Records
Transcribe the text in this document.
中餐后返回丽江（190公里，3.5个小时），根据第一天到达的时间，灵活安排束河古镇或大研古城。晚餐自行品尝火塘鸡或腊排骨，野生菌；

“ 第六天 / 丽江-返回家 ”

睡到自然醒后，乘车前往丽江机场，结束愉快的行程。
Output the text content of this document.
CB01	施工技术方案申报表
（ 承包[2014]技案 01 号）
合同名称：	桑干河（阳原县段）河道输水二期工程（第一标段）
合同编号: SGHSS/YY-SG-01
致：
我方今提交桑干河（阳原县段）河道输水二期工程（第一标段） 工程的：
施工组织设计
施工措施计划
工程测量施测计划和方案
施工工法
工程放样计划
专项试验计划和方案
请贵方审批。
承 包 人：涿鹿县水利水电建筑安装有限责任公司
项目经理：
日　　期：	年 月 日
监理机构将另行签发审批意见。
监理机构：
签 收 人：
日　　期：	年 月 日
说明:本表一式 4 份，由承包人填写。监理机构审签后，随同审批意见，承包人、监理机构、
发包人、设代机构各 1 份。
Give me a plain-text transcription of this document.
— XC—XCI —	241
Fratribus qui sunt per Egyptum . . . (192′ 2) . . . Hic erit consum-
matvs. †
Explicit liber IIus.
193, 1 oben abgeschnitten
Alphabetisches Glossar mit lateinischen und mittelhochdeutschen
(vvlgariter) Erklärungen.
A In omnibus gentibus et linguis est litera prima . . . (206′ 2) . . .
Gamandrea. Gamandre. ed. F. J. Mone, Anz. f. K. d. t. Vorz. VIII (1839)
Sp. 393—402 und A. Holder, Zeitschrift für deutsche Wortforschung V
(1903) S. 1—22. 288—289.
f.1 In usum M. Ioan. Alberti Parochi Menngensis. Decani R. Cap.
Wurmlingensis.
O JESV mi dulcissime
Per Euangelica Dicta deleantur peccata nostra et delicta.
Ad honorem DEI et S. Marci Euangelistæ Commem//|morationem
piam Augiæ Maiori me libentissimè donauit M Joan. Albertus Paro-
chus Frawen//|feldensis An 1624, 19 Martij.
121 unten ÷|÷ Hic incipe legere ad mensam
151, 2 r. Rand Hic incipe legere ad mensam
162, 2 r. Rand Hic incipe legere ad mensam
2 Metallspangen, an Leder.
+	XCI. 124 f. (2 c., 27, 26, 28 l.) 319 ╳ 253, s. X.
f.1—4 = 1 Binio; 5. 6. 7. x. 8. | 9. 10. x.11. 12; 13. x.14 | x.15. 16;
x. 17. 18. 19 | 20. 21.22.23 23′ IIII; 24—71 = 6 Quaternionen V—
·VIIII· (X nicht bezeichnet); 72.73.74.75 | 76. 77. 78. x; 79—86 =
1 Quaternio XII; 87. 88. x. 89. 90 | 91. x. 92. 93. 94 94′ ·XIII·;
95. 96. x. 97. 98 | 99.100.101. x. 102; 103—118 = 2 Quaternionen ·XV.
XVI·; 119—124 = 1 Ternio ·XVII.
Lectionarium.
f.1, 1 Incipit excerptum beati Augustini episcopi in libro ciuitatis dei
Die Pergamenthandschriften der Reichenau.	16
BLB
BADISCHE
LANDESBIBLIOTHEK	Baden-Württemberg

Problem requirements ▸ Restate every record exactly, leaving nothing out.

Answer to the problem ▸
Transcribe the text in this document.
中餐后返回丽江（190公里，3.5个小时），根据第一天到达的时间，灵活安排束河古镇或大研古城。晚餐自行品尝火塘鸡或腊排骨，野生菌；

“ 第六天 / 丽江-返回家 ”

睡到自然醒后，乘车前往丽江机场，结束愉快的行程。
Output the text content of this document.
CB01	施工技术方案申报表
（ 承包[2014]技案 01 号）
合同名称：	桑干河（阳原县段）河道输水二期工程（第一标段）
合同编号: SGHSS/YY-SG-01
致：
我方今提交桑干河（阳原县段）河道输水二期工程（第一标段） 工程的：
施工组织设计
施工措施计划
工程测量施测计划和方案
施工工法
工程放样计划
专项试验计划和方案
请贵方审批。
承 包 人：涿鹿县水利水电建筑安装有限责任公司
项目经理：
日　　期：	年 月 日
监理机构将另行签发审批意见。
监理机构：
签 收 人：
日　　期：	年 月 日
说明:本表一式 4 份，由承包人填写。监理机构审签后，随同审批意见，承包人、监理机构、
发包人、设代机构各 1 份。
Give me a plain-text transcription of this document.
— XC—XCI —	241
Fratribus qui sunt per Egyptum . . . (192′ 2) . . . Hic erit consum-
matvs. †
Explicit liber IIus.
193, 1 oben abgeschnitten
Alphabetisches Glossar mit lateinischen und mittelhochdeutschen
(vvlgariter) Erklärungen.
A In omnibus gentibus et linguis est litera prima . . . (206′ 2) . . .
Gamandrea. Gamandre. ed. F. J. Mone, Anz. f. K. d. t. Vorz. VIII (1839)
Sp. 393—402 und A. Holder, Zeitschrift für deutsche Wortforschung V
(1903) S. 1—22. 288—289.
f.1 In usum M. Ioan. Alberti Parochi Menngensis. Decani R. Cap.
Wurmlingensis.
O JESV mi dulcissime
Per Euangelica Dicta deleantur peccata nostra et delicta.
Ad honorem DEI et S. Marci Euangelistæ Commem//|morationem
piam Augiæ Maiori me libentissimè donauit M Joan. Albertus Paro-
chus Frawen//|feldensis An 1624, 19 Martij.
121 unten ÷|÷ Hic incipe legere ad mensam
151, 2 r. Rand Hic incipe legere ad mensam
162, 2 r. Rand Hic incipe legere ad mensam
2 Metallspangen, an Leder.
+	XCI. 124 f. (2 c., 27, 26, 28 l.) 319 ╳ 253, s. X.
f.1—4 = 1 Binio; 5. 6. 7. x. 8. | 9. 10. x.11. 12; 13. x.14 | x.15. 16;
x. 17. 18. 19 | 20. 21.22.23 23′ IIII; 24—71 = 6 Quaternionen V—
·VIIII· (X nicht bezeichnet); 72.73.74.75 | 76. 77. 78. x; 79—86 =
1 Quaternio XII; 87. 88. x. 89. 90 | 91. x. 92. 93. 94 94′ ·XIII·;
95. 96. x. 97. 98 | 99.100.101. x. 102; 103—118 = 2 Quaternionen ·XV.
XVI·; 119—124 = 1 Ternio ·XVII.
Lectionarium.
f.1, 1 Incipit excerptum beati Augustini episcopi in libro ciuitatis dei
Die Pergamenthandschriften der Reichenau.	16
BLB
BADISCHE
LANDESBIBLIOTHEK	Baden-Württemberg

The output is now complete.